▶

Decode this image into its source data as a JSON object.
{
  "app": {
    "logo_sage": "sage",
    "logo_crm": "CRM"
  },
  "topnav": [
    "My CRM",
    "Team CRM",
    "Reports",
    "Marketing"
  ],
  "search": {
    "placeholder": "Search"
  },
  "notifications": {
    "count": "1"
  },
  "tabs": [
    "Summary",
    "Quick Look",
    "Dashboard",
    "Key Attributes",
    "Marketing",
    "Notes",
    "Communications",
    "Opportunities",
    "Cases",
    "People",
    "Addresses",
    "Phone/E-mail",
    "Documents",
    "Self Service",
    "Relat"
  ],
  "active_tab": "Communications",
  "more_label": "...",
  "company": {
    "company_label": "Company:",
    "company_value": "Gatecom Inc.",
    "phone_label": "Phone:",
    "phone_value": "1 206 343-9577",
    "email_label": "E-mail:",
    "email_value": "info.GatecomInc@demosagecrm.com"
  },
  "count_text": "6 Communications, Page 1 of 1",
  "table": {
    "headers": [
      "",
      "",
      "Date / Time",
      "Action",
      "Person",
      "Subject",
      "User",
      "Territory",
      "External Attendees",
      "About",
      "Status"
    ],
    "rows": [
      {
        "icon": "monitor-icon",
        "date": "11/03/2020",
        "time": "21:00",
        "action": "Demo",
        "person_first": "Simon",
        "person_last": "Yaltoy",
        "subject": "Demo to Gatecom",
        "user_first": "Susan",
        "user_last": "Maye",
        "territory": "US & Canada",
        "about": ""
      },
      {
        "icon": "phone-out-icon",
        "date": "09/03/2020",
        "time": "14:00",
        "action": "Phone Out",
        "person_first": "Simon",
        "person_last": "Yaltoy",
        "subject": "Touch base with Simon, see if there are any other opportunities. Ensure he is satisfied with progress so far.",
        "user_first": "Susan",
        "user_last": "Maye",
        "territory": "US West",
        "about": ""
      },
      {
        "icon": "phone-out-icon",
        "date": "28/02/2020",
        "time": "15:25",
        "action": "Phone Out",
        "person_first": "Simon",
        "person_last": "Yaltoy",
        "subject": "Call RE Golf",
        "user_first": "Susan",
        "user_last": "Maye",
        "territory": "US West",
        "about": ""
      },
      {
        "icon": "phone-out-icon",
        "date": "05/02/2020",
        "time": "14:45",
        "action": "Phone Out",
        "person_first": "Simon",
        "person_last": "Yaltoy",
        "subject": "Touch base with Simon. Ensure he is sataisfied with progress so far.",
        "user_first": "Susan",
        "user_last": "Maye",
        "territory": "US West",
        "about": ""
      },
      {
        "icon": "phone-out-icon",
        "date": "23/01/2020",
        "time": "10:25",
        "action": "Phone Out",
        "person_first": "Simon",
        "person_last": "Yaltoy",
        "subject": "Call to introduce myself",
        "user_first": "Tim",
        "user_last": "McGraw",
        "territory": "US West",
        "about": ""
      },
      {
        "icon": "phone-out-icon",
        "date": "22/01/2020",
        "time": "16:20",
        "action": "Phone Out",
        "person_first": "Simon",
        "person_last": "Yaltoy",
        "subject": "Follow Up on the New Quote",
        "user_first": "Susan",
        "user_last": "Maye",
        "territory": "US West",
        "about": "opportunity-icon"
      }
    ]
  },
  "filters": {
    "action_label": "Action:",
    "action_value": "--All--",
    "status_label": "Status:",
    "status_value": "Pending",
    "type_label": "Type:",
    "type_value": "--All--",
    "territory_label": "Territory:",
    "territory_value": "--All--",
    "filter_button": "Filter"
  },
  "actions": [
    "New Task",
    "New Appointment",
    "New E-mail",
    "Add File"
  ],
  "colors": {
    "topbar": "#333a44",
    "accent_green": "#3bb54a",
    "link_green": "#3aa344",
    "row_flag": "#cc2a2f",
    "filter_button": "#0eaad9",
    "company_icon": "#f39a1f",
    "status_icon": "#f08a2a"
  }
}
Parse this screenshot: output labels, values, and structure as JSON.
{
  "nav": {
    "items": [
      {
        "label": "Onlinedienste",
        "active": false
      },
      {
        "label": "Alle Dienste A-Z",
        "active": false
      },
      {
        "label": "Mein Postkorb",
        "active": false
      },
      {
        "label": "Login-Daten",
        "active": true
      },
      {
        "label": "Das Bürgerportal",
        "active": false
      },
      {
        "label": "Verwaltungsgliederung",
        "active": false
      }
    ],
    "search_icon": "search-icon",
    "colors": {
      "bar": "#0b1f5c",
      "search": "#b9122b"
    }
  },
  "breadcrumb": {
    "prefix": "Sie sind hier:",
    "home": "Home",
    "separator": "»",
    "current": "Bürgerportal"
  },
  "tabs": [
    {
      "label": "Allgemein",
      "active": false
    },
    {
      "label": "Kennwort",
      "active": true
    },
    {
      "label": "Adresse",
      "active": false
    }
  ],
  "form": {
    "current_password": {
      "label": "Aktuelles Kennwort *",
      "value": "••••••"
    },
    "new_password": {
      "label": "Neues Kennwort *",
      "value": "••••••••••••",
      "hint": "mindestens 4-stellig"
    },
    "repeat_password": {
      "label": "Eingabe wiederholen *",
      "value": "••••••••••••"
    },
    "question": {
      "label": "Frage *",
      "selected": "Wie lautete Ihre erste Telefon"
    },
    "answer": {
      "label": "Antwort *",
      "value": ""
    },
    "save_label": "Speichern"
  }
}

◀

▸ **What to produce**
Read through the data and copy every line where "Call" shows up.

▸ **Finished exercise**
        "subject": "Call RE Golf",
        "subject": "Call to introduce myself",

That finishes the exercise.